§ **Directions**:
From the entries below, gather each line containing the word "title".

══════════════════════════════

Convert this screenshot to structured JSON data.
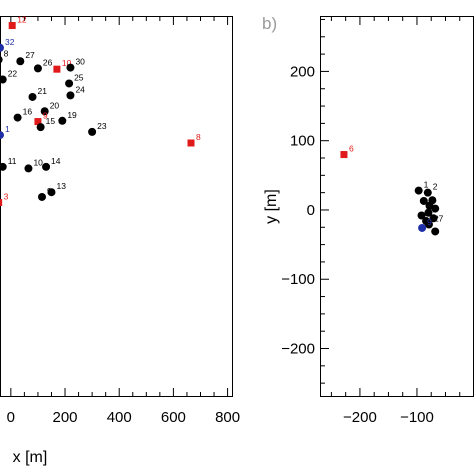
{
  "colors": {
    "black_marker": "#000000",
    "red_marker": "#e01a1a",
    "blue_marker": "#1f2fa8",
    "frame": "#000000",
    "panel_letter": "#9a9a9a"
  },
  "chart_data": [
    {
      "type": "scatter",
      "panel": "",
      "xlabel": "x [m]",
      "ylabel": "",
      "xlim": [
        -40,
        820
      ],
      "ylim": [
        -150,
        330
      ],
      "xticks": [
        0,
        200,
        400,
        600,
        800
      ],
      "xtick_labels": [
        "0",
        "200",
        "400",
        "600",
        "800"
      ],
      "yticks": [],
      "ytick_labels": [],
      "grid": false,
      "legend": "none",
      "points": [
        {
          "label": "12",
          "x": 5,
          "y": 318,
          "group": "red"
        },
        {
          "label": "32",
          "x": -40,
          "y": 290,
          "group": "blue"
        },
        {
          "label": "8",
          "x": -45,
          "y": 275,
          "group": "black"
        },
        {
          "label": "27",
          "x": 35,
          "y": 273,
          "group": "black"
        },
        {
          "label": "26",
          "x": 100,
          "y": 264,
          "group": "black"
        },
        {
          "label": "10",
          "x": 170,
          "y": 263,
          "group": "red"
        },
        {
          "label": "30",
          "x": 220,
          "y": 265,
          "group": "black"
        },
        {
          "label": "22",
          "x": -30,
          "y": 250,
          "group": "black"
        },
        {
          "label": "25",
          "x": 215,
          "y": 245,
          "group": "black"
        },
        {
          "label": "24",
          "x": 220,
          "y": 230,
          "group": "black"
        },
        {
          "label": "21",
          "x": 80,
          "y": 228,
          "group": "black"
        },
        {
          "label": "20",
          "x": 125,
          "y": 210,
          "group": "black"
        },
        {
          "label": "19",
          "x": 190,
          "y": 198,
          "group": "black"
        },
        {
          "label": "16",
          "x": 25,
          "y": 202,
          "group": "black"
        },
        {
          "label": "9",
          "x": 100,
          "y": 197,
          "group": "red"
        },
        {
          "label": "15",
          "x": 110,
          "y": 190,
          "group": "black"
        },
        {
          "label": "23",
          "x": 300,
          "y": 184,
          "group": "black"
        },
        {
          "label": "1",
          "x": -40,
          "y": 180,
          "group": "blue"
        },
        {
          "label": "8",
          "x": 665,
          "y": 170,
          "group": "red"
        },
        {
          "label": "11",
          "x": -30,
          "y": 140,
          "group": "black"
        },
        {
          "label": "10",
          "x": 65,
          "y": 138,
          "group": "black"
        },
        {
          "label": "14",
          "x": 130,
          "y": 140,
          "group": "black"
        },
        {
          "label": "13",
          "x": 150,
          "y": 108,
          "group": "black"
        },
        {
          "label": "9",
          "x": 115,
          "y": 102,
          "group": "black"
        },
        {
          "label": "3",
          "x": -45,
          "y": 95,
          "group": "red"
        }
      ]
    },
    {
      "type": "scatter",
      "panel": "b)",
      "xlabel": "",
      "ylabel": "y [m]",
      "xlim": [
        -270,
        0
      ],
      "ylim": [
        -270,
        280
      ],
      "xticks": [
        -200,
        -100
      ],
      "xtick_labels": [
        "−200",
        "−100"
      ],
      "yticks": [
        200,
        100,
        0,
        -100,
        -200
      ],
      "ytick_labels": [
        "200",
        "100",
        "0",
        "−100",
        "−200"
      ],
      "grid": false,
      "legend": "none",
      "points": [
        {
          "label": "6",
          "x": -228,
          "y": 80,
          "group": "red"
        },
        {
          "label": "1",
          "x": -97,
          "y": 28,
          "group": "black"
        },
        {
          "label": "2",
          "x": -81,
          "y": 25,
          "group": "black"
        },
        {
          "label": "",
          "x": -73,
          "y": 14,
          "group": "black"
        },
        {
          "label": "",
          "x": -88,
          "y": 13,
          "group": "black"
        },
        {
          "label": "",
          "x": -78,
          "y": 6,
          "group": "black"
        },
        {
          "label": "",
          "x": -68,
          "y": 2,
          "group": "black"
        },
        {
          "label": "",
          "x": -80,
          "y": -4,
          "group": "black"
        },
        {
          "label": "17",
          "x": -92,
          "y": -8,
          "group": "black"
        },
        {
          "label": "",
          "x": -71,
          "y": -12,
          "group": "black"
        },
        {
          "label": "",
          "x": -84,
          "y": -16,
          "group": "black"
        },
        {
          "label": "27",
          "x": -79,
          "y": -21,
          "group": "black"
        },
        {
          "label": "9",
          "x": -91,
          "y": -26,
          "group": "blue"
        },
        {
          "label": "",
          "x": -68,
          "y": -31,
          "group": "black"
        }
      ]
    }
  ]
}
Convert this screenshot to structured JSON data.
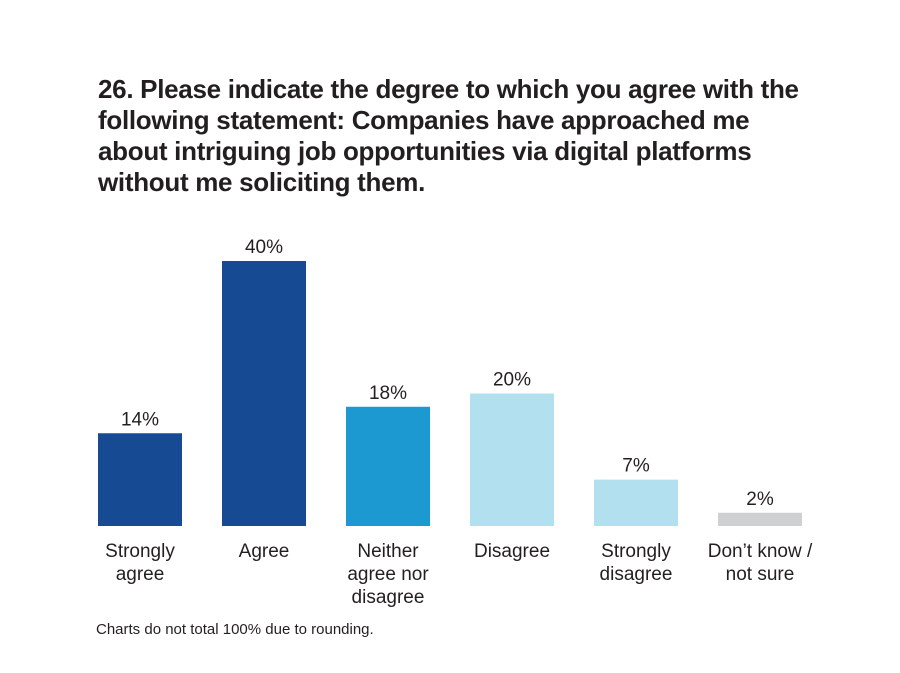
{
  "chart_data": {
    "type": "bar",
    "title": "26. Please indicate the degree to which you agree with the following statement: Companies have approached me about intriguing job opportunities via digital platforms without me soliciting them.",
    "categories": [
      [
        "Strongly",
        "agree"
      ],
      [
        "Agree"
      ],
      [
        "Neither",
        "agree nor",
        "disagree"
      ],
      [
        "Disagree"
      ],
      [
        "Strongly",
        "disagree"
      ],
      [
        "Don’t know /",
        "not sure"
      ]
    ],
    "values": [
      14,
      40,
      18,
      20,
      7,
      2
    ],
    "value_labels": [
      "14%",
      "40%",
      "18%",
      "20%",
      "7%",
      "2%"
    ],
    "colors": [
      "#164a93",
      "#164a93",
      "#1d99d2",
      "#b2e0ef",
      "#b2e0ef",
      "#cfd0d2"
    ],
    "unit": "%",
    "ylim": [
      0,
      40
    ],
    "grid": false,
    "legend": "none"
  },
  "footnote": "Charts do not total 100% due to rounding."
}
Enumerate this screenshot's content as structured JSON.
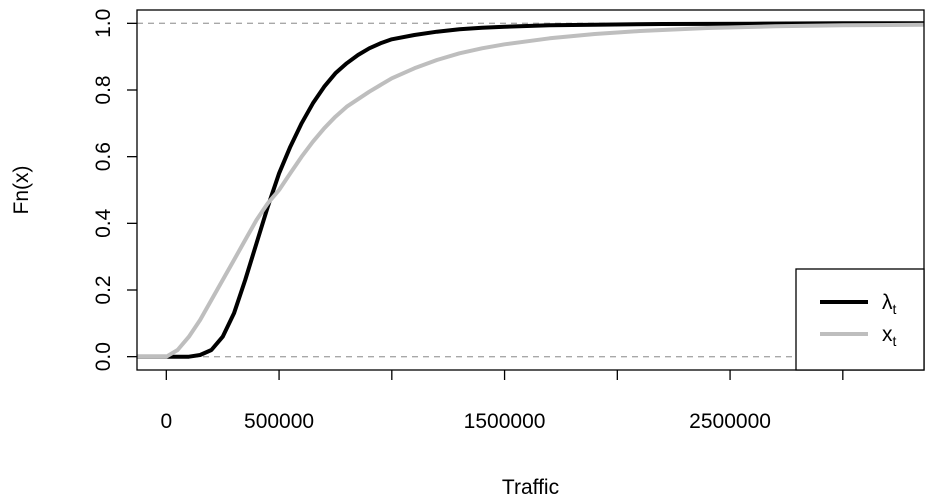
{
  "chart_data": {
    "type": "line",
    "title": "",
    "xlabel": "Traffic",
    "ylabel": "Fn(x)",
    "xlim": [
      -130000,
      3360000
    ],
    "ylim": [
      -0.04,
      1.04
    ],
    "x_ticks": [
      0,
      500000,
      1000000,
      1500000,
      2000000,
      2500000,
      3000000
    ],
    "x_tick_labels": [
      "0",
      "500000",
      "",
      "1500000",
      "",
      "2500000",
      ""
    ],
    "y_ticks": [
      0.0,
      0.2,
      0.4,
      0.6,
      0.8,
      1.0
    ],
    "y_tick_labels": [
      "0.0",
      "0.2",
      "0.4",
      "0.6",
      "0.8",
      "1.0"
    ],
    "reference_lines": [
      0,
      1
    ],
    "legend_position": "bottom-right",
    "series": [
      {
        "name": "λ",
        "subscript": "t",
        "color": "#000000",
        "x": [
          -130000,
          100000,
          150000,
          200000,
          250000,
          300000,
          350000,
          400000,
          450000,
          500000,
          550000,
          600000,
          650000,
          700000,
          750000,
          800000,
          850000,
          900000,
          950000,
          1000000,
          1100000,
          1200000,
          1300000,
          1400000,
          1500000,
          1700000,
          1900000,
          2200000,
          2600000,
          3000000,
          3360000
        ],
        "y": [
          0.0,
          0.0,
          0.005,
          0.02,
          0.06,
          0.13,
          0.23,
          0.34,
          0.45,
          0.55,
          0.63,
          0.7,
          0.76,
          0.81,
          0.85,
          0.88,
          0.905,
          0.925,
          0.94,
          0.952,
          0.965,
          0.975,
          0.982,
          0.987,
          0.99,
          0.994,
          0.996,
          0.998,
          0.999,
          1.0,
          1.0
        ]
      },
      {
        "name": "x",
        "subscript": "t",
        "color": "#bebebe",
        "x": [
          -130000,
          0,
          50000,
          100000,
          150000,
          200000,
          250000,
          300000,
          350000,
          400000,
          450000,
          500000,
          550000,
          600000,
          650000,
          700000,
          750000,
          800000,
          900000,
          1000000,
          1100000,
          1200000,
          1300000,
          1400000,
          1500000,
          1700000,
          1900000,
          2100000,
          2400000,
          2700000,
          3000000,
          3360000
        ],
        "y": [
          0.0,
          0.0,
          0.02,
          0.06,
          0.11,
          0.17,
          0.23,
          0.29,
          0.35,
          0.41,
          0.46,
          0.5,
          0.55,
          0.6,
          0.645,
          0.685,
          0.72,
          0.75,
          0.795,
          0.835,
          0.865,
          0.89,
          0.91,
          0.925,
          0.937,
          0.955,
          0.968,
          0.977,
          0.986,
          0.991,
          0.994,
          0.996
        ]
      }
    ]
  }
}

══════════════════════════════

§ **Finished answer**:
    "title": "26. Please indicate the degree to which you agree with the following statement: Companies have approached me about intriguing job opportunities via digital platforms without me soliciting them.",
    "title": "",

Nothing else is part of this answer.